▶ [SUPPLIED MATERIAL]:
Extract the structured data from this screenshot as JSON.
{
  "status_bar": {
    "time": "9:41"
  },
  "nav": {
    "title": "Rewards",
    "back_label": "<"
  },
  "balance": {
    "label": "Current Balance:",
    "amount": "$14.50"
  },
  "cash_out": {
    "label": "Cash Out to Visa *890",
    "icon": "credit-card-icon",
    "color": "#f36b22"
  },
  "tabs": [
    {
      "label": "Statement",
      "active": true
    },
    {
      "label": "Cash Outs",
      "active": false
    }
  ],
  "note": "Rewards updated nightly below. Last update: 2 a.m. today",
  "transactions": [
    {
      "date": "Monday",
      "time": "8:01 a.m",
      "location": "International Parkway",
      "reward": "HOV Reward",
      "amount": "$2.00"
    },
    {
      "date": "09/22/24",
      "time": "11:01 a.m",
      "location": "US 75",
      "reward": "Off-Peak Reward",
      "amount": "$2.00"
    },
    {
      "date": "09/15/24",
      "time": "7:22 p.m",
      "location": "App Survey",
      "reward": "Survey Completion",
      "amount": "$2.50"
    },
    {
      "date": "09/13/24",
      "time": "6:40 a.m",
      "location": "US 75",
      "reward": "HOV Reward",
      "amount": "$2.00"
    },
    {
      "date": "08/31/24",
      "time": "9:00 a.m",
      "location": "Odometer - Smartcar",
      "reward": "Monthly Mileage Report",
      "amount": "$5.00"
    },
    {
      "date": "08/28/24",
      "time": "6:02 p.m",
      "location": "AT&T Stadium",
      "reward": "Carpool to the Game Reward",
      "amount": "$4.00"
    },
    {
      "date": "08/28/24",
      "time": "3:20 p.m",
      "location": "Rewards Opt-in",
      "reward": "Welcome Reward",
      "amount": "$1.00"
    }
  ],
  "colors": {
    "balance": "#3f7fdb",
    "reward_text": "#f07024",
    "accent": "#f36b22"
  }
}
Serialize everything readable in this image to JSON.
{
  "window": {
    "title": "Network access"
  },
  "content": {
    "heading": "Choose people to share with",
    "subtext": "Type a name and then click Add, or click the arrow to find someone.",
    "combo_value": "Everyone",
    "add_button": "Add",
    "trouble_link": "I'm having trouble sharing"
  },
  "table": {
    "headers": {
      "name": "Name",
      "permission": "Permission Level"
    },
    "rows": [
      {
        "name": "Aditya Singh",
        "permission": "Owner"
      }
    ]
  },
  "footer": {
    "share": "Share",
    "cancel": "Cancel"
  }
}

▶ [WHAT YOU WILL DO]: In the records above, return only the line that contains "Serialize everything readable" and every line after it through the last, exactly as they appear.

▶ [WRITTEN RESPONSE]:
Serialize everything readable in this image to JSON.
{
  "window": {
    "title": "Network access"
  },
  "content": {
    "heading": "Choose people to share with",
    "subtext": "Type a name and then click Add, or click the arrow to find someone.",
    "combo_value": "Everyone",
    "add_button": "Add",
    "trouble_link": "I'm having trouble sharing"
  },
  "table": {
    "headers": {
      "name": "Name",
      "permission": "Permission Level"
    },
    "rows": [
      {
        "name": "Aditya Singh",
        "permission": "Owner"
      }
    ]
  },
  "footer": {
    "share": "Share",
    "cancel": "Cancel"
  }
}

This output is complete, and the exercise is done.